RECORDS FOR PROCESSING:
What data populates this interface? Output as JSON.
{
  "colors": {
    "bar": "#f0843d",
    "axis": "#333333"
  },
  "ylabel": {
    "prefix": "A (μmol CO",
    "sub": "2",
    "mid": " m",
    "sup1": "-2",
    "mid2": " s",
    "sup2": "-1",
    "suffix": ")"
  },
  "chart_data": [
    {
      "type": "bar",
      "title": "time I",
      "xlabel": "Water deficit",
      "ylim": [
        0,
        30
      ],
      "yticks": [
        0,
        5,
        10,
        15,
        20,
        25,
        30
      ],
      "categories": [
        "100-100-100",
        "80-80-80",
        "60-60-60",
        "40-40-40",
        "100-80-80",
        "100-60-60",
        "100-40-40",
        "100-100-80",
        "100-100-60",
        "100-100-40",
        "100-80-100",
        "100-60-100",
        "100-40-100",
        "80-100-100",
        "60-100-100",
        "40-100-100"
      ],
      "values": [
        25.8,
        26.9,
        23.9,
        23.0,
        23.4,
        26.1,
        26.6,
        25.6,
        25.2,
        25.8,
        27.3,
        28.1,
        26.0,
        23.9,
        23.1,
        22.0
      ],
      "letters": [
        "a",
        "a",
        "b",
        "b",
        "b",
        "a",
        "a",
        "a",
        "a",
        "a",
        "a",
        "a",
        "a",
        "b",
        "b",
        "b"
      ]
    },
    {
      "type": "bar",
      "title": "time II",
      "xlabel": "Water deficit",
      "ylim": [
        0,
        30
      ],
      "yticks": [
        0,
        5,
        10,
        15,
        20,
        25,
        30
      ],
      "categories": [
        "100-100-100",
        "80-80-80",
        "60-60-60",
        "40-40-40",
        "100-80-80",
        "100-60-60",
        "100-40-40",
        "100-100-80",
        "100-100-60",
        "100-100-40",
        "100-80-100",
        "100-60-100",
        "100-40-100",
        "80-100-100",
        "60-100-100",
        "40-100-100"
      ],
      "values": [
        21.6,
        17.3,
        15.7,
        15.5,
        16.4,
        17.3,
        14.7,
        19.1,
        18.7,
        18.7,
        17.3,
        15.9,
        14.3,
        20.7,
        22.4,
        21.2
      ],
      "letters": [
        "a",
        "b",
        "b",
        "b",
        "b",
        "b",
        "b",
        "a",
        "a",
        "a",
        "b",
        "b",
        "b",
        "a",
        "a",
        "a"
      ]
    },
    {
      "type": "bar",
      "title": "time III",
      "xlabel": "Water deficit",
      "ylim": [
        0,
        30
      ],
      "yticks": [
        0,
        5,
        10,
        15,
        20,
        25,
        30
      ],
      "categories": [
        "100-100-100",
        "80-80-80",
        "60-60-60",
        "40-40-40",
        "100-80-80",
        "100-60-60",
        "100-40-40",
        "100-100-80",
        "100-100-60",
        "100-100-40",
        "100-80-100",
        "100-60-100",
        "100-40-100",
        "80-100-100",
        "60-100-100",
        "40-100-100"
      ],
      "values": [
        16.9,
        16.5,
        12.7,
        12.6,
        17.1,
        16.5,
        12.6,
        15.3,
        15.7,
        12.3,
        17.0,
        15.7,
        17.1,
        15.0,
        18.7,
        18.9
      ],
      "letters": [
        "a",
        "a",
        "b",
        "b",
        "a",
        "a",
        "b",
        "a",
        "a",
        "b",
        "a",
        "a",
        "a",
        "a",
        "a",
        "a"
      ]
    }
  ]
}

---

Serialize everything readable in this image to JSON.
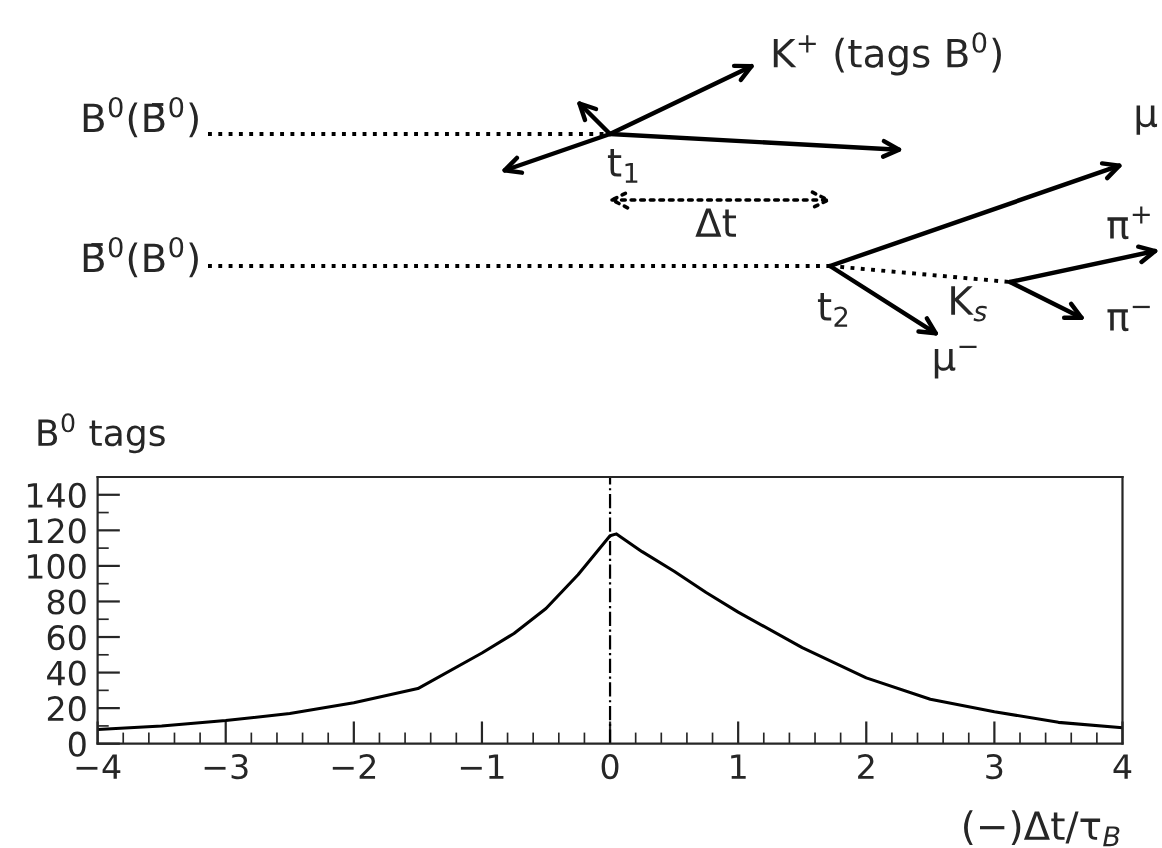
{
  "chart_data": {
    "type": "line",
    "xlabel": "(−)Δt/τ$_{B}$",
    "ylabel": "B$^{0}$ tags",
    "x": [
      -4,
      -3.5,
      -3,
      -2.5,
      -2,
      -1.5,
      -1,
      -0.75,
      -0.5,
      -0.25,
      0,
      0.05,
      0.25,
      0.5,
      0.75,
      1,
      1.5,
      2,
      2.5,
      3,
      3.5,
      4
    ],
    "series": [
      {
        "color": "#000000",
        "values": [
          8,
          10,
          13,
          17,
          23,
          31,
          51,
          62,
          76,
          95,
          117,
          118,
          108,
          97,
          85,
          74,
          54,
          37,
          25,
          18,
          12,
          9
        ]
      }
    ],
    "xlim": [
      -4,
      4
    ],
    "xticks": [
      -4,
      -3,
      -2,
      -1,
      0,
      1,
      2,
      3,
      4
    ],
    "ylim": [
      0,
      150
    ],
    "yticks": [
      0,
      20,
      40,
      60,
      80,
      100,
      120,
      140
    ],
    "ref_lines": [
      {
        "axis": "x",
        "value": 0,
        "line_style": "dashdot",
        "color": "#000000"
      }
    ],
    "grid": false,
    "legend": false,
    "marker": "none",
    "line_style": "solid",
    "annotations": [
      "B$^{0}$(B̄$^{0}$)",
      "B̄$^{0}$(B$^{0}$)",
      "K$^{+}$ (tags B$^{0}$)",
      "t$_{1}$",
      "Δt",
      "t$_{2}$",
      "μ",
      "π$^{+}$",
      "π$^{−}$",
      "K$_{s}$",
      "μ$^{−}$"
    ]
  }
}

EXERCISE GOAL: Pick out the lines containing the word "time" and show them.

WRITTEN SOLUTION:
      "title": "time I",
      "title": "time II",
      "title": "time III",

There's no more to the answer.